__INPUT RECORDS__:

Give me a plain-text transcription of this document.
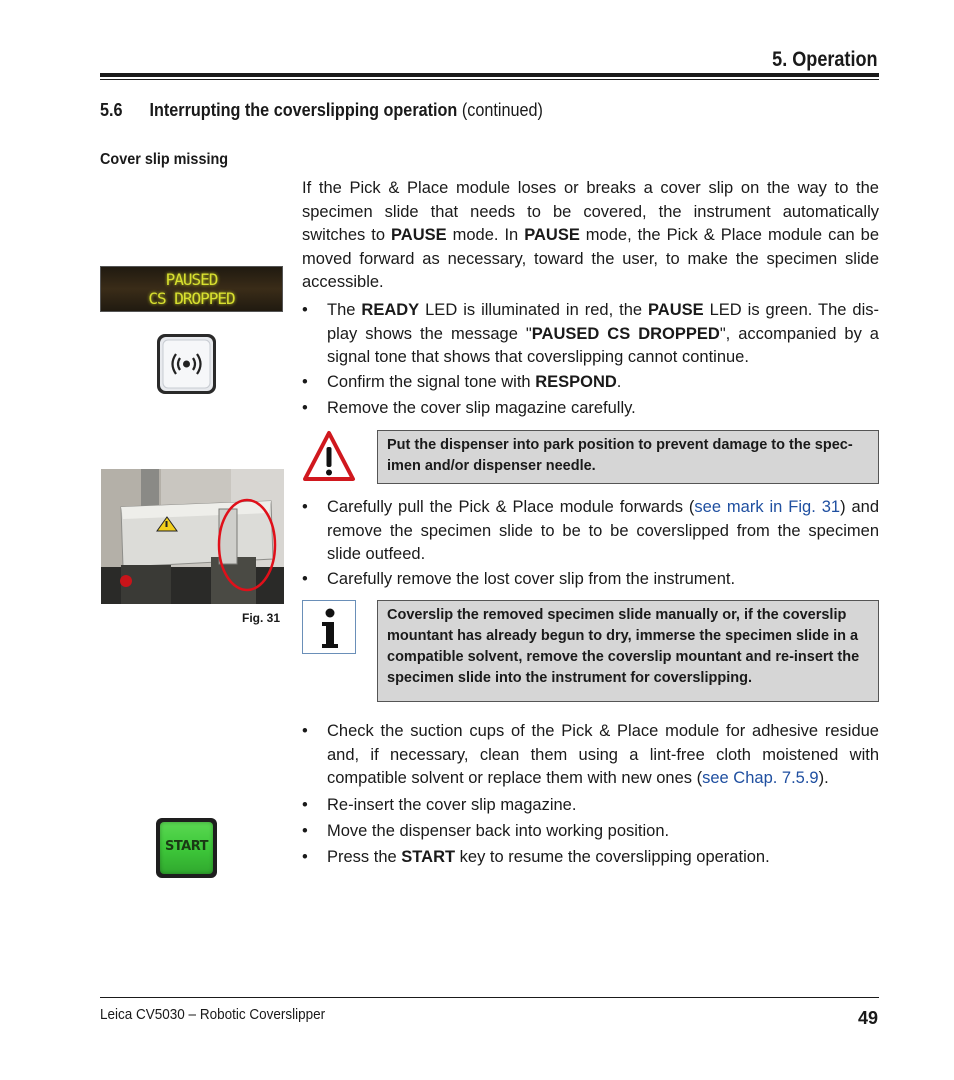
5. Operation
5.6 Interrupting the coverslipping operation (continued)
Cover slip missing
If the Pick & Place module loses or breaks a cover slip on the way to the specimen slide that needs to be covered, the instrument automatically switches to PAUSE mode. In PAUSE mode, the Pick & Place module can be moved forward as necessary, toward the user, to make the specimen slide accessible.
PAUSED
CS DROPPED
• The READY LED is illuminated in red, the PAUSE LED is green. The dis-play shows the message "PAUSED CS DROPPED", accompanied by a signal tone that shows that coverslipping cannot continue.
• Confirm the signal tone with RESPOND.
• Remove the cover slip magazine carefully.
Put the dispenser into park position to prevent damage to the spec-imen and/or dispenser needle.
Fig. 31
• Carefully pull the Pick & Place module forwards (see mark in Fig. 31) and remove the specimen slide to be to be coverslipped from the specimen slide outfeed.
• Carefully remove the lost cover slip from the instrument.
Coverslip the removed specimen slide manually or, if the coverslip mountant has already begun to dry, immerse the specimen slide in a compatible solvent, remove the coverslip mountant and re-insert the specimen slide into the instrument for coverslipping.
• Check the suction cups of the Pick & Place module for adhesive residue and, if necessary, clean them using a lint-free cloth moistened with compatible solvent or replace them with new ones (see Chap. 7.5.9).
• Re-insert the cover slip magazine.
• Move the dispenser back into working position.
• Press the START key to resume the coverslipping operation.
START
Leica CV5030 – Robotic Coverslipper	49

__YOUR TASK__:
Word for word, quote the lines above. Omit the pictures.

__RESPONSE__:
Give me a plain-text transcription of this document.
5. Operation
5.6 Interrupting the coverslipping operation (continued)
Cover slip missing
If the Pick & Place module loses or breaks a cover slip on the way to the specimen slide that needs to be covered, the instrument automatically switches to PAUSE mode. In PAUSE mode, the Pick & Place module can be moved forward as necessary, toward the user, to make the specimen slide accessible.
PAUSED
CS DROPPED
• The READY LED is illuminated in red, the PAUSE LED is green. The dis-play shows the message "PAUSED CS DROPPED", accompanied by a signal tone that shows that coverslipping cannot continue.
• Confirm the signal tone with RESPOND.
• Remove the cover slip magazine carefully.
Put the dispenser into park position to prevent damage to the spec-imen and/or dispenser needle.
Fig. 31
• Carefully pull the Pick & Place module forwards (see mark in Fig. 31) and remove the specimen slide to be to be coverslipped from the specimen slide outfeed.
• Carefully remove the lost cover slip from the instrument.
Coverslip the removed specimen slide manually or, if the coverslip mountant has already begun to dry, immerse the specimen slide in a compatible solvent, remove the coverslip mountant and re-insert the specimen slide into the instrument for coverslipping.
• Check the suction cups of the Pick & Place module for adhesive residue and, if necessary, clean them using a lint-free cloth moistened with compatible solvent or replace them with new ones (see Chap. 7.5.9).
• Re-insert the cover slip magazine.
• Move the dispenser back into working position.
• Press the START key to resume the coverslipping operation.
START
Leica CV5030 – Robotic Coverslipper	49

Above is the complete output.